### DATA PROVIDED
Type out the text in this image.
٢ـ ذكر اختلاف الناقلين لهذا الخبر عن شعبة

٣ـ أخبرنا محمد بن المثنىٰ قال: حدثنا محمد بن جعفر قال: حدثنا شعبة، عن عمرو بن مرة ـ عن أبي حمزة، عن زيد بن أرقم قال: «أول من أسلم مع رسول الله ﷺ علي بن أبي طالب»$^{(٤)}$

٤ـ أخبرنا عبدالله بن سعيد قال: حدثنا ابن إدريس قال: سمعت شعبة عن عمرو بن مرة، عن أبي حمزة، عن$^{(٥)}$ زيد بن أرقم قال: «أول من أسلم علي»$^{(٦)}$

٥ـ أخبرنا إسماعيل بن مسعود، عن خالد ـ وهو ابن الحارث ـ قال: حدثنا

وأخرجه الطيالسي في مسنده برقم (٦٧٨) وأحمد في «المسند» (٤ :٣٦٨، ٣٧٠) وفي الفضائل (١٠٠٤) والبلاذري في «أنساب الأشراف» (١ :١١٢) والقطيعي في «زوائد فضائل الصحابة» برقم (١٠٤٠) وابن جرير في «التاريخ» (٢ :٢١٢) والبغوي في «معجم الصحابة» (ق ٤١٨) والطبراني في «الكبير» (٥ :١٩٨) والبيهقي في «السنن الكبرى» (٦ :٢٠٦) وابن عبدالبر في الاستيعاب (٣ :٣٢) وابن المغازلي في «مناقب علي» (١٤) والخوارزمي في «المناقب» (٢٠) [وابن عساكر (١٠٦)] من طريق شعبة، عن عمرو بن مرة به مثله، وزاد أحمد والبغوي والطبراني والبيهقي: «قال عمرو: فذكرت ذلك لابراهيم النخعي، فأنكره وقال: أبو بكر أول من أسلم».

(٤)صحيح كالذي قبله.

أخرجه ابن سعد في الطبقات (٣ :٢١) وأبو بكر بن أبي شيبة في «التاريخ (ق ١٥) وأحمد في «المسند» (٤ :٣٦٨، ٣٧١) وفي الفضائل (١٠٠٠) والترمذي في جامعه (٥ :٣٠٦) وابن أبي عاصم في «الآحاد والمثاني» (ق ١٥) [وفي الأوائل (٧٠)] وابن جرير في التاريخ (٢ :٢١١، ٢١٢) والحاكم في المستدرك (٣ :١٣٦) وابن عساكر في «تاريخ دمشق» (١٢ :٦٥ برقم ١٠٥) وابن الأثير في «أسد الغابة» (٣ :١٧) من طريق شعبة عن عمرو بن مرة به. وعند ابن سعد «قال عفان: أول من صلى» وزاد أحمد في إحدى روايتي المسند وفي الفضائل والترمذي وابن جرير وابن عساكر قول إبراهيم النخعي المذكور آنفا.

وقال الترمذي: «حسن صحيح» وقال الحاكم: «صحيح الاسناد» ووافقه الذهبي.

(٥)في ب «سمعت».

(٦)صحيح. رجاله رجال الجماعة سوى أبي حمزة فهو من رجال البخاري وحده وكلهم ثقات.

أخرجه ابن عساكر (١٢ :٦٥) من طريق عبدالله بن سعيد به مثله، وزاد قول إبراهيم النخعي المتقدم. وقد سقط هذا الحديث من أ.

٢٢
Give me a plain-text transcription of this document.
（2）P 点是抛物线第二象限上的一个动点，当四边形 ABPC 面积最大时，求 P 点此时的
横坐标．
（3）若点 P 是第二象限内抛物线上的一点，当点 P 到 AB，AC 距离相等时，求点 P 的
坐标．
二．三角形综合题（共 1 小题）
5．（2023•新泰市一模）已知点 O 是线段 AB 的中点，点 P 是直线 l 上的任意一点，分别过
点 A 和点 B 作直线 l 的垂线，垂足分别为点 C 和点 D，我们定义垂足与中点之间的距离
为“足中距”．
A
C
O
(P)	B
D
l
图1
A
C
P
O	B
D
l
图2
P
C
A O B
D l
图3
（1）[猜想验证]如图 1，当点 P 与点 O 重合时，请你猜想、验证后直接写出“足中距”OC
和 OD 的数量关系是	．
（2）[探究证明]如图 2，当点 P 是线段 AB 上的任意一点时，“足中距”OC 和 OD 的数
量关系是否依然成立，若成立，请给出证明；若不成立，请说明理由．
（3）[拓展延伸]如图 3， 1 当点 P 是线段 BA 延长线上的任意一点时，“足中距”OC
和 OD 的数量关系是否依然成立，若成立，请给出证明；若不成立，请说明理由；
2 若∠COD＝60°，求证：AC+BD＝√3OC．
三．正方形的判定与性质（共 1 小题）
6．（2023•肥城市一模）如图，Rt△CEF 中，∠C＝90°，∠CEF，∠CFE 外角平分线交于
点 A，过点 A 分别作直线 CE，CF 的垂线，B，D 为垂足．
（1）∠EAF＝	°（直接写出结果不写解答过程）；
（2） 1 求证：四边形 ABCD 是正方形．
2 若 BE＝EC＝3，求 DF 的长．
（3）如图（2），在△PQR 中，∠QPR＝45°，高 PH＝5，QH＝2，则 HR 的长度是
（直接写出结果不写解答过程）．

### TASK
Write out the listing once more, matching it exactly.

### RESPONSE TO THIS EXERCISE
Type out the text in this image.
٢ـ ذكر اختلاف الناقلين لهذا الخبر عن شعبة

٣ـ أخبرنا محمد بن المثنىٰ قال: حدثنا محمد بن جعفر قال: حدثنا شعبة، عن عمرو بن مرة ـ عن أبي حمزة، عن زيد بن أرقم قال: «أول من أسلم مع رسول الله ﷺ علي بن أبي طالب»$^{(٤)}$

٤ـ أخبرنا عبدالله بن سعيد قال: حدثنا ابن إدريس قال: سمعت شعبة عن عمرو بن مرة، عن أبي حمزة، عن$^{(٥)}$ زيد بن أرقم قال: «أول من أسلم علي»$^{(٦)}$

٥ـ أخبرنا إسماعيل بن مسعود، عن خالد ـ وهو ابن الحارث ـ قال: حدثنا

وأخرجه الطيالسي في مسنده برقم (٦٧٨) وأحمد في «المسند» (٤ :٣٦٨، ٣٧٠) وفي الفضائل (١٠٠٤) والبلاذري في «أنساب الأشراف» (١ :١١٢) والقطيعي في «زوائد فضائل الصحابة» برقم (١٠٤٠) وابن جرير في «التاريخ» (٢ :٢١٢) والبغوي في «معجم الصحابة» (ق ٤١٨) والطبراني في «الكبير» (٥ :١٩٨) والبيهقي في «السنن الكبرى» (٦ :٢٠٦) وابن عبدالبر في الاستيعاب (٣ :٣٢) وابن المغازلي في «مناقب علي» (١٤) والخوارزمي في «المناقب» (٢٠) [وابن عساكر (١٠٦)] من طريق شعبة، عن عمرو بن مرة به مثله، وزاد أحمد والبغوي والطبراني والبيهقي: «قال عمرو: فذكرت ذلك لابراهيم النخعي، فأنكره وقال: أبو بكر أول من أسلم».

(٤)صحيح كالذي قبله.

أخرجه ابن سعد في الطبقات (٣ :٢١) وأبو بكر بن أبي شيبة في «التاريخ (ق ١٥) وأحمد في «المسند» (٤ :٣٦٨، ٣٧١) وفي الفضائل (١٠٠٠) والترمذي في جامعه (٥ :٣٠٦) وابن أبي عاصم في «الآحاد والمثاني» (ق ١٥) [وفي الأوائل (٧٠)] وابن جرير في التاريخ (٢ :٢١١، ٢١٢) والحاكم في المستدرك (٣ :١٣٦) وابن عساكر في «تاريخ دمشق» (١٢ :٦٥ برقم ١٠٥) وابن الأثير في «أسد الغابة» (٣ :١٧) من طريق شعبة عن عمرو بن مرة به. وعند ابن سعد «قال عفان: أول من صلى» وزاد أحمد في إحدى روايتي المسند وفي الفضائل والترمذي وابن جرير وابن عساكر قول إبراهيم النخعي المذكور آنفا.

وقال الترمذي: «حسن صحيح» وقال الحاكم: «صحيح الاسناد» ووافقه الذهبي.

(٥)في ب «سمعت».

(٦)صحيح. رجاله رجال الجماعة سوى أبي حمزة فهو من رجال البخاري وحده وكلهم ثقات.

أخرجه ابن عساكر (١٢ :٦٥) من طريق عبدالله بن سعيد به مثله، وزاد قول إبراهيم النخعي المتقدم. وقد سقط هذا الحديث من أ.

٢٢
Give me a plain-text transcription of this document.
（2）P 点是抛物线第二象限上的一个动点，当四边形 ABPC 面积最大时，求 P 点此时的
横坐标．
（3）若点 P 是第二象限内抛物线上的一点，当点 P 到 AB，AC 距离相等时，求点 P 的
坐标．
二．三角形综合题（共 1 小题）
5．（2023•新泰市一模）已知点 O 是线段 AB 的中点，点 P 是直线 l 上的任意一点，分别过
点 A 和点 B 作直线 l 的垂线，垂足分别为点 C 和点 D，我们定义垂足与中点之间的距离
为“足中距”．
A
C
O
(P)	B
D
l
图1
A
C
P
O	B
D
l
图2
P
C
A O B
D l
图3
（1）[猜想验证]如图 1，当点 P 与点 O 重合时，请你猜想、验证后直接写出“足中距”OC
和 OD 的数量关系是	．
（2）[探究证明]如图 2，当点 P 是线段 AB 上的任意一点时，“足中距”OC 和 OD 的数
量关系是否依然成立，若成立，请给出证明；若不成立，请说明理由．
（3）[拓展延伸]如图 3， 1 当点 P 是线段 BA 延长线上的任意一点时，“足中距”OC
和 OD 的数量关系是否依然成立，若成立，请给出证明；若不成立，请说明理由；
2 若∠COD＝60°，求证：AC+BD＝√3OC．
三．正方形的判定与性质（共 1 小题）
6．（2023•肥城市一模）如图，Rt△CEF 中，∠C＝90°，∠CEF，∠CFE 外角平分线交于
点 A，过点 A 分别作直线 CE，CF 的垂线，B，D 为垂足．
（1）∠EAF＝	°（直接写出结果不写解答过程）；
（2） 1 求证：四边形 ABCD 是正方形．
2 若 BE＝EC＝3，求 DF 的长．
（3）如图（2），在△PQR 中，∠QPR＝45°，高 PH＝5，QH＝2，则 HR 的长度是
（直接写出结果不写解答过程）．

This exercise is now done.